Pull out every one of the lines below and repeat each one word for word. Omit the pictures from your answer.

Lines from a collection:
[start]

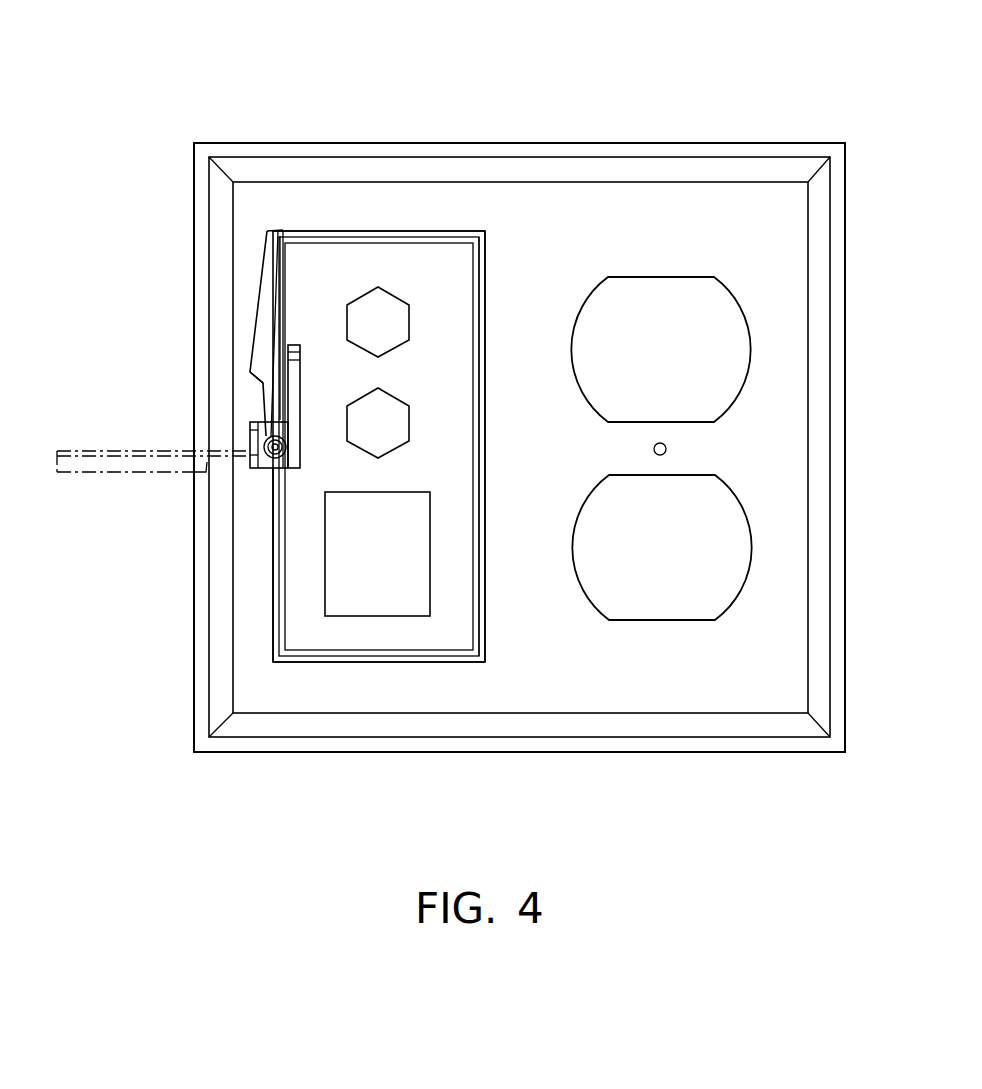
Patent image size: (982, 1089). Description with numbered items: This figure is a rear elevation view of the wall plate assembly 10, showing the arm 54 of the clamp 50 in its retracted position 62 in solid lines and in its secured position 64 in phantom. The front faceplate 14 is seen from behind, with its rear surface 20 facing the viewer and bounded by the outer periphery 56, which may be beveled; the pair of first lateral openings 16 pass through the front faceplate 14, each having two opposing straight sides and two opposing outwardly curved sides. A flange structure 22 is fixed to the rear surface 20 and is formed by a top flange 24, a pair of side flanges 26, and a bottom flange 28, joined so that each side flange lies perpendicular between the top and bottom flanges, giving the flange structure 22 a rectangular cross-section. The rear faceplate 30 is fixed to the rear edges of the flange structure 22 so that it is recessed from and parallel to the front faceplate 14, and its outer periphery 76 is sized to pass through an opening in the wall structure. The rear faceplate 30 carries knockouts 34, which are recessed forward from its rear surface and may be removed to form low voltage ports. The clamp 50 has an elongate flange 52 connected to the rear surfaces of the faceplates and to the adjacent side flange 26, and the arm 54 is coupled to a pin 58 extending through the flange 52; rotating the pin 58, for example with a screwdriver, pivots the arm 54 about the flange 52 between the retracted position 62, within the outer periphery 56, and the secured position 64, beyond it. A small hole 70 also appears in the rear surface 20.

The wall plate assembly 10 is at (589, 128).
The front faceplate 14 is at (293, 128).
The first lateral openings 16 is at (680, 368).
The rear surface 20 is at (714, 249).
The flange structure 22 is at (361, 215).
The top flange 24 is at (450, 231).
The side flanges 26 is at (272, 600).
The bottom flange 28 is at (323, 662).
The rear faceplate 30 is at (330, 292).
The knockouts 34 is at (397, 339).
The clamp 50 is at (314, 381).
The elongate flange 52 is at (300, 450).
The arm 54 is at (260, 294).
The outer periphery 56 is at (378, 144).
The pin 58 is at (270, 466).
The retracted position 62 is at (262, 280).
The secured position 64 is at (100, 474).
The screw opening 70 is at (667, 449).
The outer periphery 76 is at (487, 578).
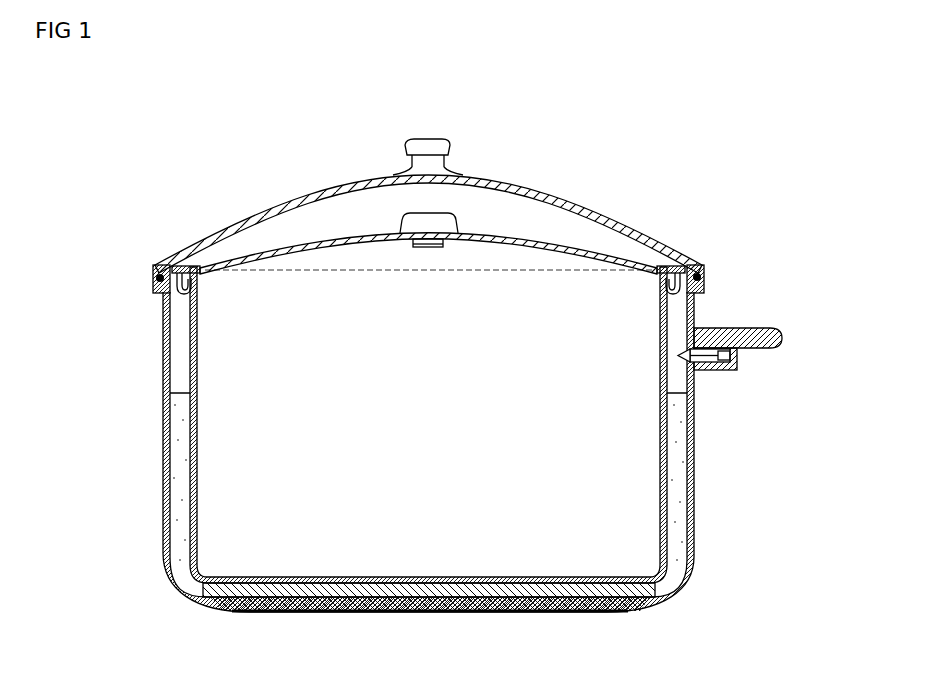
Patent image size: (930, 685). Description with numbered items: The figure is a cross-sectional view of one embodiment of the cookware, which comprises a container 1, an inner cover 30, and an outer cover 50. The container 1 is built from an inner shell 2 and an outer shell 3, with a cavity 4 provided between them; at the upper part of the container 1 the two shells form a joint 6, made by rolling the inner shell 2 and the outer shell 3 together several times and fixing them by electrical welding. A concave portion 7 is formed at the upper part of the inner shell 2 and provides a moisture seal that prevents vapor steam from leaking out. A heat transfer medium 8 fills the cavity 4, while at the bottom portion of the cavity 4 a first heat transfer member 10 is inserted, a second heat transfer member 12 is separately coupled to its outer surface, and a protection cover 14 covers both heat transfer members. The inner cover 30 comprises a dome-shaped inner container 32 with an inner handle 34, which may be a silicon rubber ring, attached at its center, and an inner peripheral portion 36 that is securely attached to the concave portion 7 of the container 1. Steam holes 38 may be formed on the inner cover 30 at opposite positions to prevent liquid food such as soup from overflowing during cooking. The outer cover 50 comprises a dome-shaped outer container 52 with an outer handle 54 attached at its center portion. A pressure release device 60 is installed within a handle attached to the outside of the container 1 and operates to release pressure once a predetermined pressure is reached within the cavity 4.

The container 1 is at (303, 497).
The inner shell 2 is at (661, 455).
The outer shell 3 is at (694, 430).
The cavity 4 is at (681, 386).
The joint 6 is at (154, 280).
The concave portion 7 is at (178, 270).
The heat transfer medium 8 is at (175, 428).
The first heat transfer member 10 is at (514, 581).
The second heat transfer member 12 is at (653, 599).
The protection cover 14 is at (620, 614).
The inner cover 30 is at (606, 240).
The inner container 32 is at (493, 238).
The inner handle 34 is at (413, 224).
The inner peripheral portion 36 is at (202, 294).
The steam holes 38 is at (530, 243).
The outer cover 50 is at (567, 184).
The outer container 52 is at (488, 184).
The outer handle 54 is at (410, 148).
The pressure release device 60 is at (757, 320).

[end]

Exercise answer ▸
Patent image size: (982, 1089). Description with numbered items: This figure is a rear elevation view of the wall plate assembly 10, showing the arm 54 of the clamp 50 in its retracted position 62 in solid lines and in its secured position 64 in phantom. The front faceplate 14 is seen from behind, with its rear surface 20 facing the viewer and bounded by the outer periphery 56, which may be beveled; the pair of first lateral openings 16 pass through the front faceplate 14, each having two opposing straight sides and two opposing outwardly curved sides. A flange structure 22 is fixed to the rear surface 20 and is formed by a top flange 24, a pair of side flanges 26, and a bottom flange 28, joined so that each side flange lies perpendicular between the top and bottom flanges, giving the flange structure 22 a rectangular cross-section. The rear faceplate 30 is fixed to the rear edges of the flange structure 22 so that it is recessed from and parallel to the front faceplate 14, and its outer periphery 76 is sized to pass through an opening in the wall structure. The rear faceplate 30 carries knockouts 34, which are recessed forward from its rear surface and may be removed to form low voltage ports. The clamp 50 has an elongate flange 52 connected to the rear surfaces of the faceplates and to the adjacent side flange 26, and the arm 54 is coupled to a pin 58 extending through the flange 52; rotating the pin 58, for example with a screwdriver, pivots the arm 54 about the flange 52 between the retracted position 62, within the outer periphery 56, and the secured position 64, beyond it. A small hole 70 also appears in the rear surface 20.

The wall plate assembly 10 is at (589, 128).
The front faceplate 14 is at (293, 128).
The first lateral openings 16 is at (680, 368).
The rear surface 20 is at (714, 249).
The flange structure 22 is at (361, 215).
The top flange 24 is at (450, 231).
The side flanges 26 is at (272, 600).
The bottom flange 28 is at (323, 662).
The rear faceplate 30 is at (330, 292).
The knockouts 34 is at (397, 339).
The clamp 50 is at (314, 381).
The elongate flange 52 is at (300, 450).
The arm 54 is at (260, 294).
The outer periphery 56 is at (378, 144).
The pin 58 is at (270, 466).
The retracted position 62 is at (262, 280).
The secured position 64 is at (100, 474).
The screw opening 70 is at (667, 449).
The outer periphery 76 is at (487, 578).
Patent image size: (930, 685). Description with numbered items: The figure is a cross-sectional view of one embodiment of the cookware, which comprises a container 1, an inner cover 30, and an outer cover 50. The container 1 is built from an inner shell 2 and an outer shell 3, with a cavity 4 provided between them; at the upper part of the container 1 the two shells form a joint 6, made by rolling the inner shell 2 and the outer shell 3 together several times and fixing them by electrical welding. A concave portion 7 is formed at the upper part of the inner shell 2 and provides a moisture seal that prevents vapor steam from leaking out. A heat transfer medium 8 fills the cavity 4, while at the bottom portion of the cavity 4 a first heat transfer member 10 is inserted, a second heat transfer member 12 is separately coupled to its outer surface, and a protection cover 14 covers both heat transfer members. The inner cover 30 comprises a dome-shaped inner container 32 with an inner handle 34, which may be a silicon rubber ring, attached at its center, and an inner peripheral portion 36 that is securely attached to the concave portion 7 of the container 1. Steam holes 38 may be formed on the inner cover 30 at opposite positions to prevent liquid food such as soup from overflowing during cooking. The outer cover 50 comprises a dome-shaped outer container 52 with an outer handle 54 attached at its center portion. A pressure release device 60 is installed within a handle attached to the outside of the container 1 and operates to release pressure once a predetermined pressure is reached within the cavity 4.

The container 1 is at (303, 497).
The inner shell 2 is at (661, 455).
The outer shell 3 is at (694, 430).
The cavity 4 is at (681, 386).
The joint 6 is at (154, 280).
The concave portion 7 is at (178, 270).
The heat transfer medium 8 is at (175, 428).
The first heat transfer member 10 is at (514, 581).
The second heat transfer member 12 is at (653, 599).
The protection cover 14 is at (620, 614).
The inner cover 30 is at (606, 240).
The inner container 32 is at (493, 238).
The inner handle 34 is at (413, 224).
The inner peripheral portion 36 is at (202, 294).
The steam holes 38 is at (530, 243).
The outer cover 50 is at (567, 184).
The outer container 52 is at (488, 184).
The outer handle 54 is at (410, 148).
The pressure release device 60 is at (757, 320).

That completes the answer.